→ **Short exercise**: Within the records that follow, find every line containing the string "this". Copy those lines.

____________________

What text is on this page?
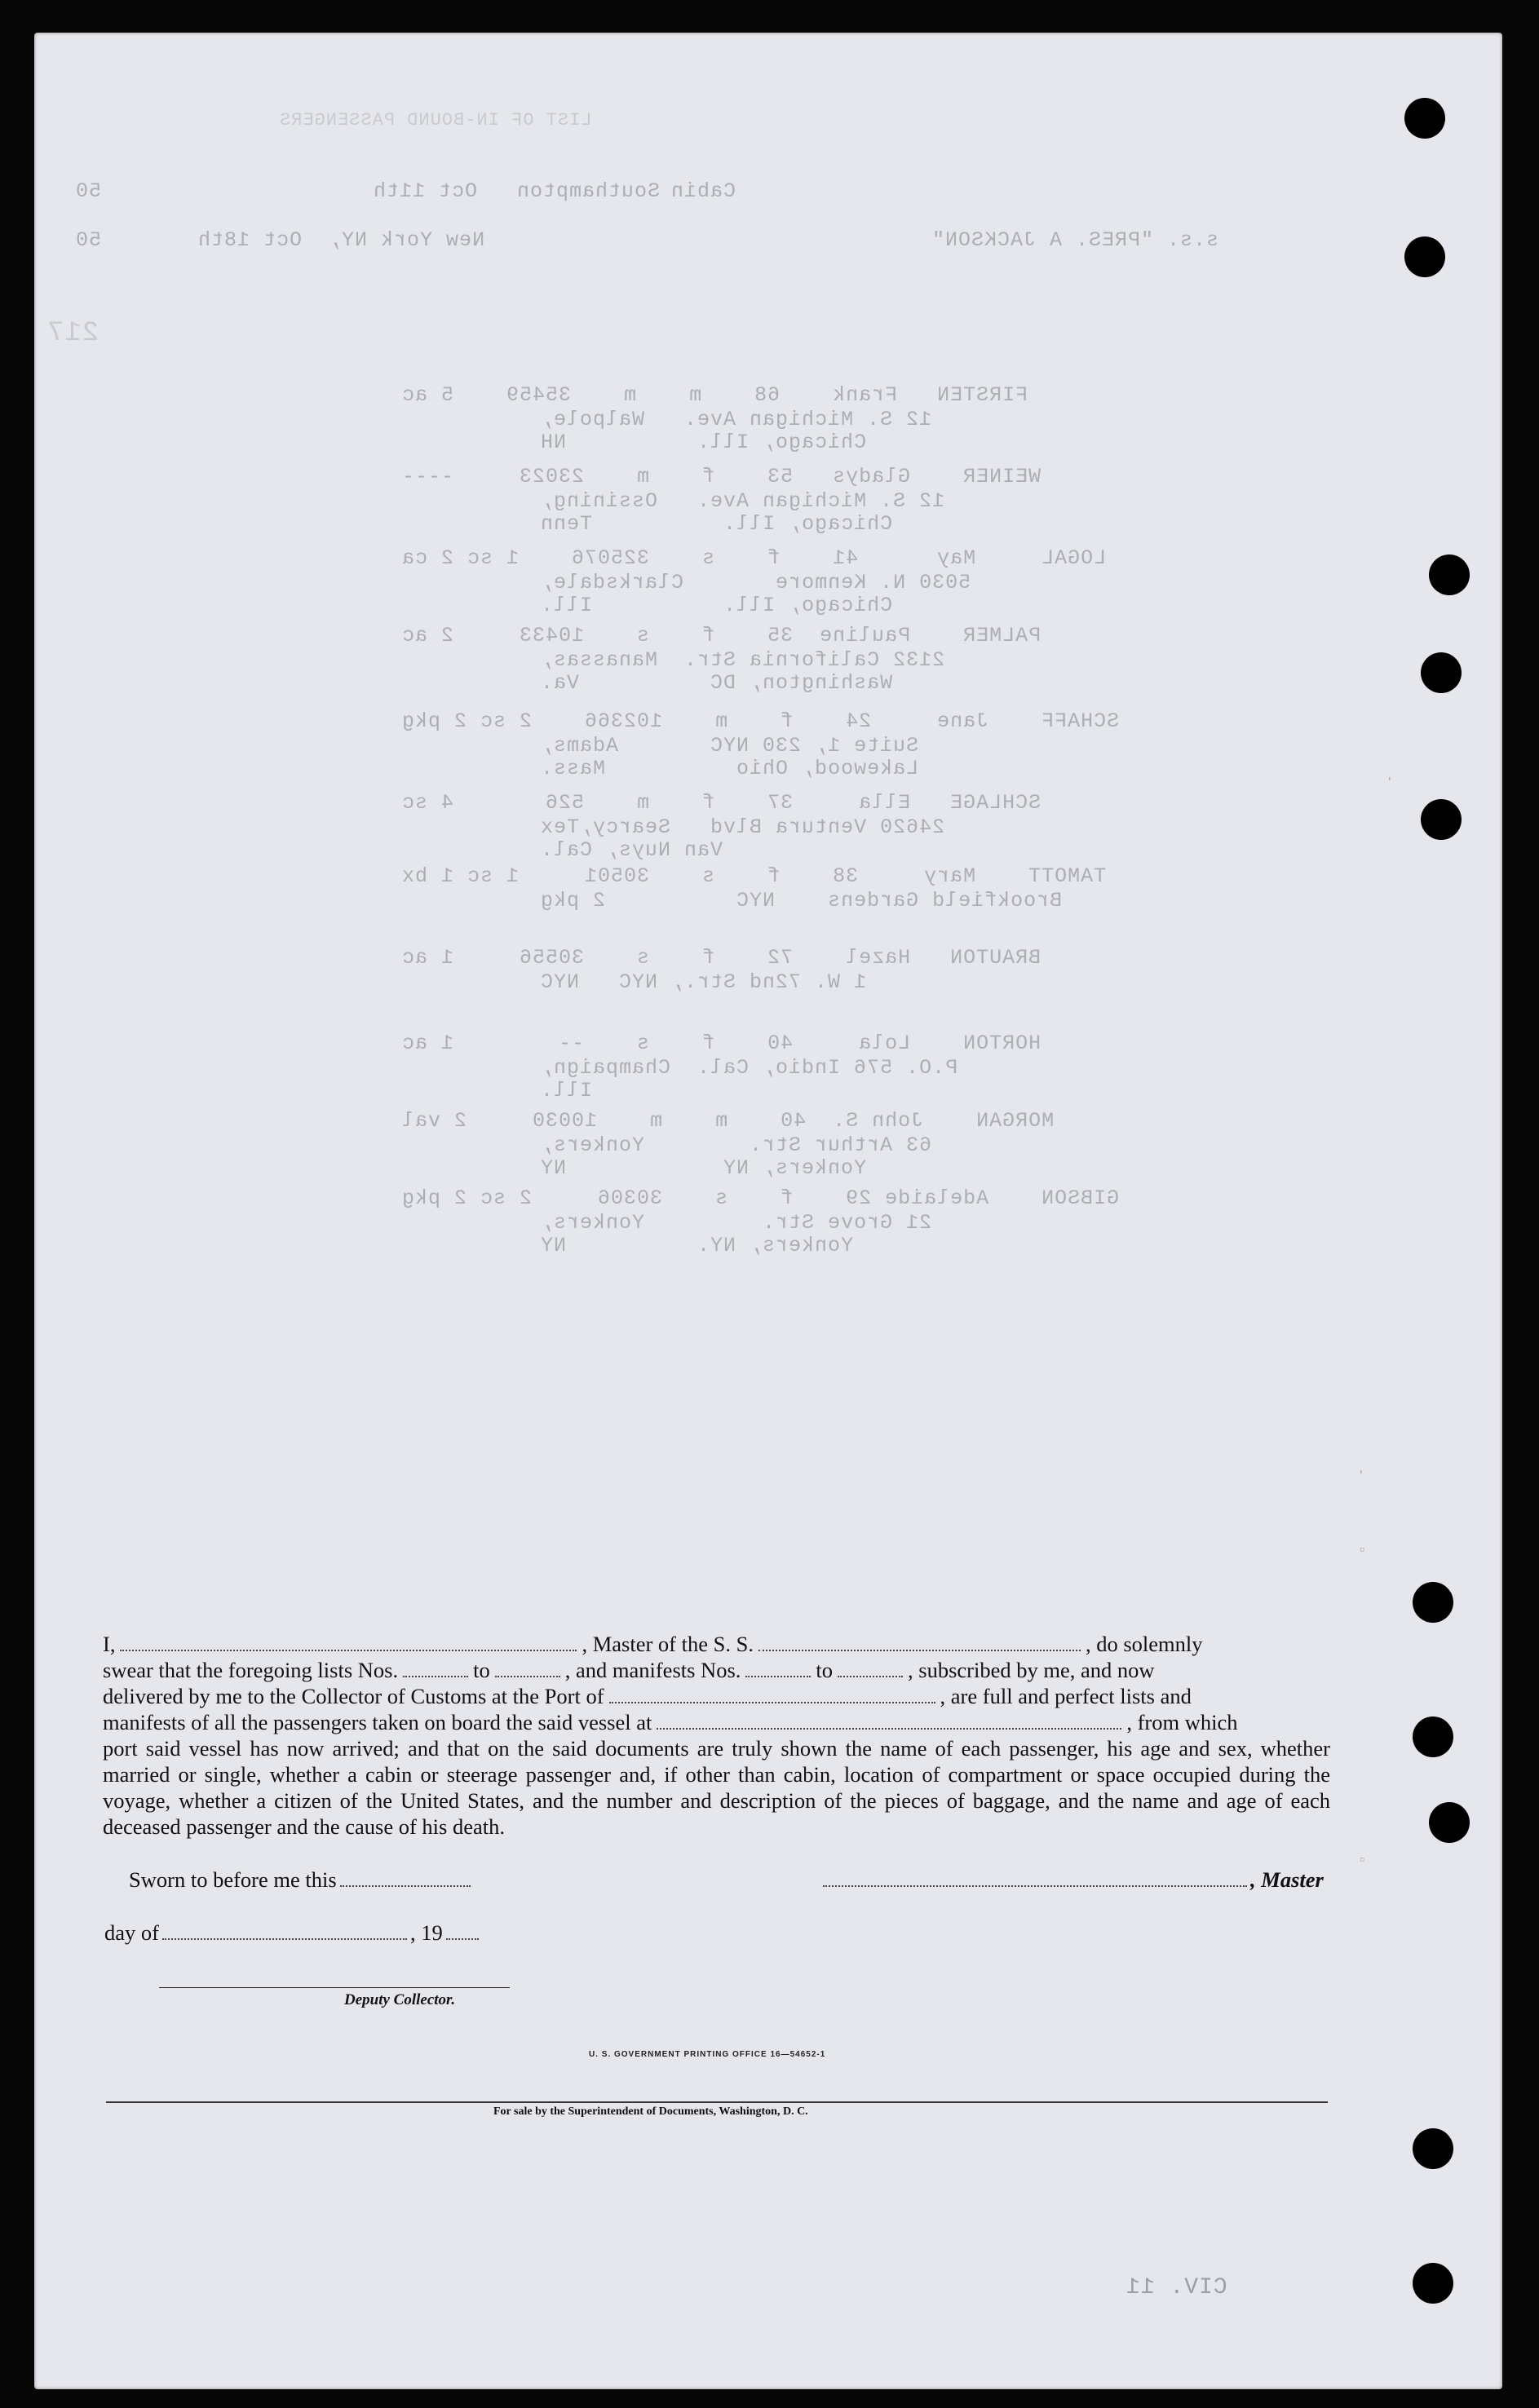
LIST OF IN-BOUND PASSENGERS
Cabin
Southampton   Oct 11th
50
s.s. "PRES. A JACKSON"
New York NY,  Oct 18th
50
217
FIRSTEN   Frank    68    m    m    35459    5 ac
12 S. Michigan Ave.   Walpole,
Chicago, Ill.          NH
WEINER    Gladys   53    f    m    23023     ----
12 S. Michigan Ave.   Ossining,
Chicago, Ill.          Tenn
LOGAL     May      41    f    s    325076    1 sc 2 ca
5030 N. Kenmore       Clarksdale,
Chicago, Ill.          Ill.
PALMER    Pauline  35    f    s    10433     2 ac
2132 California Str.  Manassas,
Washington, DC          Va.
SCHAFF    Jane     24    f    m    102366    2 sc 2 pkg
Suite 1, 230 NYC       Adams,
Lakewood, Ohio          Mass.
SCHLAGE   Ella     37    f    m    526       4 sc
24620 Ventura Blvd   Searcy,Tex
Van Nuys, Cal.
TAMOTT    Mary     38    f    s    30501     1 sc 1 bx
Brookfield Gardens    NYC          2 pkg
BRAUTON   Hazel    72    f    s    30556     1 ac
1 W. 72nd Str., NYC   NYC
HORTON    Lola     40    f    s    --        1 ac
P.O. 576 Indio, Cal.  Champaign,
Ill.
MORGAN    John S.  40    m    m    10030     2 val
63 Arthur Str.        Yonkers,
Yonkers, NY            NY
GIBSON    Adelaide 29    f    s    30306     2 sc 2 pkg
21 Grove Str.         Yonkers,
Yonkers, NY.          NY
'
▫
▫
'
I,	, Master of the S. S.	, do solemnly
swear that the foregoing lists Nos.	to	, and manifests Nos.	to	, subscribed by me, and now
delivered by me to the Collector of Customs at the Port of	, are full and perfect lists and
manifests of all the passengers taken on board the said vessel at	, from which
port said vessel has now arrived; and that on the said documents are truly shown the name of each passenger, his age and sex, whether married or single, whether a cabin or steerage passenger and, if other than cabin, location of compartment or space occupied during the voyage, whether a citizen of the United States, and the number and description of the pieces of baggage, and the name and age of each deceased passenger and the cause of his death.
Sworn to before me this	, Master
day of	, 19
Deputy Collector.
U. S. GOVERNMENT PRINTING OFFICE 16—54652-1
For sale by the Superintendent of Documents, Washington, D. C.
CIV. 11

____________________

→ **Finished answer**:
What text is on this page?
Sworn to before me this	, Master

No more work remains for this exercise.